## Start Record excerpts
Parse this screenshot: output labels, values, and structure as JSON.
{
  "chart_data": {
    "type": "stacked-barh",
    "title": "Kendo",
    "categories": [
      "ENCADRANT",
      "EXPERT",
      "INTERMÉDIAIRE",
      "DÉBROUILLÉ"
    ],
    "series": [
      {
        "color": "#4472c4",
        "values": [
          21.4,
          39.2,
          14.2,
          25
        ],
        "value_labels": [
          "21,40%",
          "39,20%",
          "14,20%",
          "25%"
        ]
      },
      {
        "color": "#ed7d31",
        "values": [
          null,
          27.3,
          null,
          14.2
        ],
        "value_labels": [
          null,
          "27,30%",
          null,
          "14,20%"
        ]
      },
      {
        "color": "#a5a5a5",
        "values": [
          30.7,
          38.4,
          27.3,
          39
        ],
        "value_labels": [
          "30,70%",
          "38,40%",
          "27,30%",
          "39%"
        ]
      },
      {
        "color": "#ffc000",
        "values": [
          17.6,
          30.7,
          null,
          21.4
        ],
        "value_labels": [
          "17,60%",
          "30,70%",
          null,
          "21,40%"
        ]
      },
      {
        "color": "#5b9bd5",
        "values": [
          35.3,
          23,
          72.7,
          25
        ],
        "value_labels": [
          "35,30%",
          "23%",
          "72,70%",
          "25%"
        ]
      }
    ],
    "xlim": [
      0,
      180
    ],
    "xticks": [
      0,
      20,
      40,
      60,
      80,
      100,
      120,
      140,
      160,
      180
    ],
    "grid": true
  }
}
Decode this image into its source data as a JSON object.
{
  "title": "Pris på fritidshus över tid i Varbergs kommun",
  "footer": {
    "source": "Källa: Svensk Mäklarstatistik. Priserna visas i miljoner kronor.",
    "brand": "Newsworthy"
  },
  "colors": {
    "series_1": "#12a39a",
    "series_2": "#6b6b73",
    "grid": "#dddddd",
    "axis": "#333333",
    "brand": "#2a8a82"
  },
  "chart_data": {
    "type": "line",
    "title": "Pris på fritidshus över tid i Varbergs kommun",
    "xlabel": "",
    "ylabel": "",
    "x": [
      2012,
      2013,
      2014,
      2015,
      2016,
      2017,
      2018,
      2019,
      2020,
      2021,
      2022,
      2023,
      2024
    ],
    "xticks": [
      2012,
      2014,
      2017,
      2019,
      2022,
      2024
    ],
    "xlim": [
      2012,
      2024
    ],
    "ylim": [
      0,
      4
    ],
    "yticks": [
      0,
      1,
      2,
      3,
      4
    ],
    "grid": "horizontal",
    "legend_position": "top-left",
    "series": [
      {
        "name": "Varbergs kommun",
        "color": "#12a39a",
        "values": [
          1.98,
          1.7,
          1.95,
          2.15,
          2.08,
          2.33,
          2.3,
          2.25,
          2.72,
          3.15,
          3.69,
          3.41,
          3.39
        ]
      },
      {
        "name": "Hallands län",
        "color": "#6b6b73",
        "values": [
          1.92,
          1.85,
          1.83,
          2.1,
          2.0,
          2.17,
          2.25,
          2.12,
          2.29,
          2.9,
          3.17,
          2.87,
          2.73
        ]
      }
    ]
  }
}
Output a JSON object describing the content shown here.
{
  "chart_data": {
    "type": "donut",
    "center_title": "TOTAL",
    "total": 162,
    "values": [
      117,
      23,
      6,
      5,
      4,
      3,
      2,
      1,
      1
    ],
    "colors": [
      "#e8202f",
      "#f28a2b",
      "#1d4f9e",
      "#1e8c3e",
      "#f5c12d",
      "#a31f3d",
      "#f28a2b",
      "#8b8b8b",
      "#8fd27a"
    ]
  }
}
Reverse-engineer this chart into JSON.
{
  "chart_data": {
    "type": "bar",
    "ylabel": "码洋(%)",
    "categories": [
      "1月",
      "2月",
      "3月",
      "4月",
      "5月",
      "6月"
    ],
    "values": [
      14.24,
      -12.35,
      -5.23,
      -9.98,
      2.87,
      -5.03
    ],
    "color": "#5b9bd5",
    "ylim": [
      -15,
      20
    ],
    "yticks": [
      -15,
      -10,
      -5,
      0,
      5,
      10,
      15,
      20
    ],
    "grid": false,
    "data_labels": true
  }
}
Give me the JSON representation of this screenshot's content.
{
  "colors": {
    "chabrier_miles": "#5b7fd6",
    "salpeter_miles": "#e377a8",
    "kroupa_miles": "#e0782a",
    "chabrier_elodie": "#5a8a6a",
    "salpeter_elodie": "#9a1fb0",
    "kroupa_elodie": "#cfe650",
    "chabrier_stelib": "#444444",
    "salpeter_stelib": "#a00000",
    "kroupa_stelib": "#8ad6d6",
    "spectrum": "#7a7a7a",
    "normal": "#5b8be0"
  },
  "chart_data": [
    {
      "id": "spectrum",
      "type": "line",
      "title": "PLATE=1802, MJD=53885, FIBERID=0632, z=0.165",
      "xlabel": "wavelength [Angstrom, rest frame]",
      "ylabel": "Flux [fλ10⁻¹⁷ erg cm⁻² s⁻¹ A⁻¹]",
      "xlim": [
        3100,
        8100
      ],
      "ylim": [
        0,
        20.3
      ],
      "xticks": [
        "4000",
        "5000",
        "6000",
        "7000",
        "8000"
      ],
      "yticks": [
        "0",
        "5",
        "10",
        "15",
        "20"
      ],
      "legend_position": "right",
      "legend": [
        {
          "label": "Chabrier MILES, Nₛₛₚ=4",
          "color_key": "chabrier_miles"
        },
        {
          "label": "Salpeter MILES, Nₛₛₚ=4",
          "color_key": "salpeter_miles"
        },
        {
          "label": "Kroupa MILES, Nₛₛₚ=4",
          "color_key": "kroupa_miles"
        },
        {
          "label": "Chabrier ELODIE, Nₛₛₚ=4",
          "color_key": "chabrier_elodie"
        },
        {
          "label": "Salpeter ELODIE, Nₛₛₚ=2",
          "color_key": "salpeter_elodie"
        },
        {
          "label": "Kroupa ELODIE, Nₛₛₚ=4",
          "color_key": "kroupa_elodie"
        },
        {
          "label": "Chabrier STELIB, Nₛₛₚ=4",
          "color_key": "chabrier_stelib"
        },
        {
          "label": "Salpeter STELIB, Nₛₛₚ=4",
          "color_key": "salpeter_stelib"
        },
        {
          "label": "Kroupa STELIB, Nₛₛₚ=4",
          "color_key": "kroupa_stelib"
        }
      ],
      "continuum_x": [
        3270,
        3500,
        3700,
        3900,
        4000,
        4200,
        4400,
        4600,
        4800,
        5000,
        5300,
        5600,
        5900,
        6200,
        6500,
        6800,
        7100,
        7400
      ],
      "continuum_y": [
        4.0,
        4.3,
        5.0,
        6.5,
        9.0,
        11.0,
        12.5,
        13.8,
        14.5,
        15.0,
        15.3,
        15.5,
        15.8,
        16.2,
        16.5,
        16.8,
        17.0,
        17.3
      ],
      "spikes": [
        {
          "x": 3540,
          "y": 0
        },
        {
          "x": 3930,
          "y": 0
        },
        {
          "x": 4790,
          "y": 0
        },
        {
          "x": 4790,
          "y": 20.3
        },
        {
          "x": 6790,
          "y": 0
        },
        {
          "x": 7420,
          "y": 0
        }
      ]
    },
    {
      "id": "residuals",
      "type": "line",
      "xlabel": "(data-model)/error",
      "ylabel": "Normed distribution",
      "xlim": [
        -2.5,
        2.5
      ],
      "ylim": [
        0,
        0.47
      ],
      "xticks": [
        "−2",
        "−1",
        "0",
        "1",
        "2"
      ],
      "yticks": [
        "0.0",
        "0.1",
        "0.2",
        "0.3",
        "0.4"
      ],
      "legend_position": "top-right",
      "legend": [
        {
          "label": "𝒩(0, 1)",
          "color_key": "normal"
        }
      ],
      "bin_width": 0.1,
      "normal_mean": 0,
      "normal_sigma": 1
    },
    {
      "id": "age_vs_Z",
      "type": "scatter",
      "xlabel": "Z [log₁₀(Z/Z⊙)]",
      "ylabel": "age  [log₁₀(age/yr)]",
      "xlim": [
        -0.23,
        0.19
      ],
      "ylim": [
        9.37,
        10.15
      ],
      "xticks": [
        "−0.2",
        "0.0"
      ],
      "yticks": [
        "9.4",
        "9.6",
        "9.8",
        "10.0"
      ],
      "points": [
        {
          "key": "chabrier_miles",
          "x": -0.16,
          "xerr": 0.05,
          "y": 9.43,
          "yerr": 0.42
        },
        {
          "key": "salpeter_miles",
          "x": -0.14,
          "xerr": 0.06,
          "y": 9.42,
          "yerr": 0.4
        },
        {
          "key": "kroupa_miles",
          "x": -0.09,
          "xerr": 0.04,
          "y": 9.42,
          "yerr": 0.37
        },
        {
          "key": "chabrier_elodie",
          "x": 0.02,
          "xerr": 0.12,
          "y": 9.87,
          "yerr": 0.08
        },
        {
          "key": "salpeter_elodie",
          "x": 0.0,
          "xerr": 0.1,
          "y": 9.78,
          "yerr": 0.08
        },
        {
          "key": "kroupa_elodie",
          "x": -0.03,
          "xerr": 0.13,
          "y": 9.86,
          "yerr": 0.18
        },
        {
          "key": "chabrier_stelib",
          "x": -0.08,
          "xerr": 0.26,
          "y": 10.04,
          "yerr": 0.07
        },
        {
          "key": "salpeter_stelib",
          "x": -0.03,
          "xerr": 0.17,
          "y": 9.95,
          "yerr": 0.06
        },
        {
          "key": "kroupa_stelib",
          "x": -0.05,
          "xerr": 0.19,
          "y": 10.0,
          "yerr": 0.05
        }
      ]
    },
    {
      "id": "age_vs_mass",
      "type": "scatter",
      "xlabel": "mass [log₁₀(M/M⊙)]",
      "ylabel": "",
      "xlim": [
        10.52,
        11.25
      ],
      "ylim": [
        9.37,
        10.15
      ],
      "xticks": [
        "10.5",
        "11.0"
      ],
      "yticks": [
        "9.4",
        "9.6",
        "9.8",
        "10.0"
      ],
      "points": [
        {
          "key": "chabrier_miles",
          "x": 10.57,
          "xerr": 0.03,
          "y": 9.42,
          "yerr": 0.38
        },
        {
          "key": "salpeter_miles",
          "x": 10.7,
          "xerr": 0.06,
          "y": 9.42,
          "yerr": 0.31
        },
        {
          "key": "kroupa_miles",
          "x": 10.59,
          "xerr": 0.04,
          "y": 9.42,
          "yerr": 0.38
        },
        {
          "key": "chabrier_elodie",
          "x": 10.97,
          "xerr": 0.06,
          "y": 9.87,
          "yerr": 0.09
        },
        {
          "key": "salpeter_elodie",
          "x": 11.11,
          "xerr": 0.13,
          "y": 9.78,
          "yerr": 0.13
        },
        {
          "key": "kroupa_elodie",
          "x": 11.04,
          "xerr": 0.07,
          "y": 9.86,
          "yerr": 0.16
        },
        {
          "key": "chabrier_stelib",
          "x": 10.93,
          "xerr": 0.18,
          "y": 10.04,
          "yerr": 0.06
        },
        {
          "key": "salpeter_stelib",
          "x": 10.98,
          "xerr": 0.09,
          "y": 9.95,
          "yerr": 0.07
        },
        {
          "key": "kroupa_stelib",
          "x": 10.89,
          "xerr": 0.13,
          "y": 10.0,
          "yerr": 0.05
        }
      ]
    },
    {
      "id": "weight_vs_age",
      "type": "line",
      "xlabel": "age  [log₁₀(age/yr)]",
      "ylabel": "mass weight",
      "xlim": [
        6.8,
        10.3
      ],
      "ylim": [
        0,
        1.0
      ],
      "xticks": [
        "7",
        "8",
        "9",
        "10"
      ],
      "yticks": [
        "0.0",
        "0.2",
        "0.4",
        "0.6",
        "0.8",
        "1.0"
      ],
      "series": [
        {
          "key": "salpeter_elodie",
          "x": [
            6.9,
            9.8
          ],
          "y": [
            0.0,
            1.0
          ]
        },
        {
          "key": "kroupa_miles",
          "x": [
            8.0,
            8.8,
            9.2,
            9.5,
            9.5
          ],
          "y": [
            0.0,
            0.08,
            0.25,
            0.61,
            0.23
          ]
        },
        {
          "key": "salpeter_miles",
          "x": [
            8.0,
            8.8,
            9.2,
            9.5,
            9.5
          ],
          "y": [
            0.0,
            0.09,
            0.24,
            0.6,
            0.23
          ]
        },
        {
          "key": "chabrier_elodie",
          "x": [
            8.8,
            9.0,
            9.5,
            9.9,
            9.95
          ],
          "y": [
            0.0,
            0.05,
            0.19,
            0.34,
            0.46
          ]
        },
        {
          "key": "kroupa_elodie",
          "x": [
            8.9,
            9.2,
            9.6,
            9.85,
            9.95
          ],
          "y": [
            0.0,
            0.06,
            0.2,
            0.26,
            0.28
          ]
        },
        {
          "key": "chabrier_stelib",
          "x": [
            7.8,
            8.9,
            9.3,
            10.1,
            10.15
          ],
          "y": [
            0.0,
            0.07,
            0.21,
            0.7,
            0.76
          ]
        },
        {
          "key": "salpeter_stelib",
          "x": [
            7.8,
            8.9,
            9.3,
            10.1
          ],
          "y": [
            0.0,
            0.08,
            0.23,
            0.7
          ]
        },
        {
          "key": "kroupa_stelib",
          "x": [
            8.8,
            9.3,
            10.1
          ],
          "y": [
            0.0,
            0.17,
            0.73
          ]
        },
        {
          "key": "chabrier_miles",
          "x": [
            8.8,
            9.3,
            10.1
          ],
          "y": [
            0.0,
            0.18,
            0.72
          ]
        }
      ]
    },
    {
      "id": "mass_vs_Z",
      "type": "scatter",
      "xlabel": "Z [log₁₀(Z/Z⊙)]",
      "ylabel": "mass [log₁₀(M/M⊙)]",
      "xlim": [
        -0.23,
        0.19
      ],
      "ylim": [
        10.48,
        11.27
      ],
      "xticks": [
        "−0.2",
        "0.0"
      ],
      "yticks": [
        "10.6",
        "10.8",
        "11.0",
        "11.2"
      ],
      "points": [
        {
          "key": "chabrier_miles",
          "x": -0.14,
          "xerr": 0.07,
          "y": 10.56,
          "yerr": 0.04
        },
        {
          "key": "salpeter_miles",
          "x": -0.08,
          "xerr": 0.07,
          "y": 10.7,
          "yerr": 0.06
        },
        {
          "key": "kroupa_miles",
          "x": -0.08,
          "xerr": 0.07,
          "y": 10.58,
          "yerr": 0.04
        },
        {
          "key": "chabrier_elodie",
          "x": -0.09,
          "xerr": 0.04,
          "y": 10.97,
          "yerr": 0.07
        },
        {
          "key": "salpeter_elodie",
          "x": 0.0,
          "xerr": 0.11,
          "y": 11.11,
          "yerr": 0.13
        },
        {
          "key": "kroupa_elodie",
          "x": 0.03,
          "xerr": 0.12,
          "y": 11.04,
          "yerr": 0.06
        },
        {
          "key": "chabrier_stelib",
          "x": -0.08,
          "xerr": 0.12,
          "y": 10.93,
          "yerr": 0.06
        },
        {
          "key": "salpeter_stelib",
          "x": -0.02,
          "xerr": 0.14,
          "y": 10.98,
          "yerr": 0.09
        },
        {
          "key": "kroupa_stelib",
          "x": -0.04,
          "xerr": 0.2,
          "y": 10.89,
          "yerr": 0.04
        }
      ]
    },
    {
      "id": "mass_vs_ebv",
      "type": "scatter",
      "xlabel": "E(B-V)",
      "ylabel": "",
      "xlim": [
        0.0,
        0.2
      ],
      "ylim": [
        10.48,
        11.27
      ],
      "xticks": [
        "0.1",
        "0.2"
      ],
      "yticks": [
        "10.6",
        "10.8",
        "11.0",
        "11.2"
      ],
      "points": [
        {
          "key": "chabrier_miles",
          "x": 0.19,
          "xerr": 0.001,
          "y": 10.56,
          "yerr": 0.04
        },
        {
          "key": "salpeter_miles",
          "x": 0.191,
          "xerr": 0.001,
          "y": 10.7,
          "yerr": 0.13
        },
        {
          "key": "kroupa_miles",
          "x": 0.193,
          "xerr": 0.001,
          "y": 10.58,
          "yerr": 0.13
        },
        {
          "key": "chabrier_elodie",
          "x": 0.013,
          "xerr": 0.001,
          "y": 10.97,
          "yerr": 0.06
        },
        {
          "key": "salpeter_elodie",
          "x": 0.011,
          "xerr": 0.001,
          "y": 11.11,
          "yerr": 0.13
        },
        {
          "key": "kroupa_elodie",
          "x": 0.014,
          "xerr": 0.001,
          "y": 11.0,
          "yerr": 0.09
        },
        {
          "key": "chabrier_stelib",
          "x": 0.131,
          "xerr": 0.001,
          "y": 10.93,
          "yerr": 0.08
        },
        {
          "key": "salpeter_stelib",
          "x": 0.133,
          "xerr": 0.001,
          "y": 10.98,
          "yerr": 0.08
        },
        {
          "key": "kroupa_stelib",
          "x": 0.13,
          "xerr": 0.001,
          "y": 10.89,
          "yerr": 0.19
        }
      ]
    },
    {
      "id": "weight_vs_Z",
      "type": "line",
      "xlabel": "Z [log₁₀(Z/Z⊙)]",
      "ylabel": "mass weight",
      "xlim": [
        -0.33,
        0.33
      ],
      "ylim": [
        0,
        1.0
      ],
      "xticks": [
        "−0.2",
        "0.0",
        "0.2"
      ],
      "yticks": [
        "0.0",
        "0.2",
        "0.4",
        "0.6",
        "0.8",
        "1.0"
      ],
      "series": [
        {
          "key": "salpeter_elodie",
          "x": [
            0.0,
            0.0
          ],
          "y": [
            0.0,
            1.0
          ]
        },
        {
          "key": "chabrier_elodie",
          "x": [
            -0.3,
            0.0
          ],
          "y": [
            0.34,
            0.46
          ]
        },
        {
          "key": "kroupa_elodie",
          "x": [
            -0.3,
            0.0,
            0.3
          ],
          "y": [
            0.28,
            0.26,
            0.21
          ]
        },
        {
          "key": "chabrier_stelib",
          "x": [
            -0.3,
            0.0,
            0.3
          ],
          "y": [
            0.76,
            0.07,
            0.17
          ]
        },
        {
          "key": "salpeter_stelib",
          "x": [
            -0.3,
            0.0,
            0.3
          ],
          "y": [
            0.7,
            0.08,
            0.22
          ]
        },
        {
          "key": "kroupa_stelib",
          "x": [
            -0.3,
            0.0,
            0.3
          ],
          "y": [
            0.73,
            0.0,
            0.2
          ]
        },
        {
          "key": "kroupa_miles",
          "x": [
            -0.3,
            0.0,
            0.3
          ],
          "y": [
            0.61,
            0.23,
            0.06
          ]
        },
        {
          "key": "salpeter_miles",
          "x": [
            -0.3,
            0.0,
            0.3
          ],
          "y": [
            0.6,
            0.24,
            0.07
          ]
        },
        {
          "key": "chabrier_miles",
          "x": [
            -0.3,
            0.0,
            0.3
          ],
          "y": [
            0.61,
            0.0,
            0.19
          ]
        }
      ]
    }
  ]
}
## End Record excerpts
◆ What you should do
Count the lines of the material that include the word "right", then report only the total.

◆ Complete answer
2